• [DATA SHOWN]
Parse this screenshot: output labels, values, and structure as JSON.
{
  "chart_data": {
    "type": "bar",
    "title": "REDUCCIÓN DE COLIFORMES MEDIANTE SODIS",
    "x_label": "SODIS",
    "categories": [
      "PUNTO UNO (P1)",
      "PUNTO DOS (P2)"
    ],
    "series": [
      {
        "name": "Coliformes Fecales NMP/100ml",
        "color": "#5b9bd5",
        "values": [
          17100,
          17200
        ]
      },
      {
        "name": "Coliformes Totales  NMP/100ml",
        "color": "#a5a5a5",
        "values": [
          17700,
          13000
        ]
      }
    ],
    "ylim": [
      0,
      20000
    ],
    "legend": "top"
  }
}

• [PROBLEM]
Which lines of the data above contain "SODIS"? Copy each one.

• [WRITTEN SOLUTION]
    "title": "REDUCCIÓN DE COLIFORMES MEDIANTE SODIS",
    "x_label": "SODIS",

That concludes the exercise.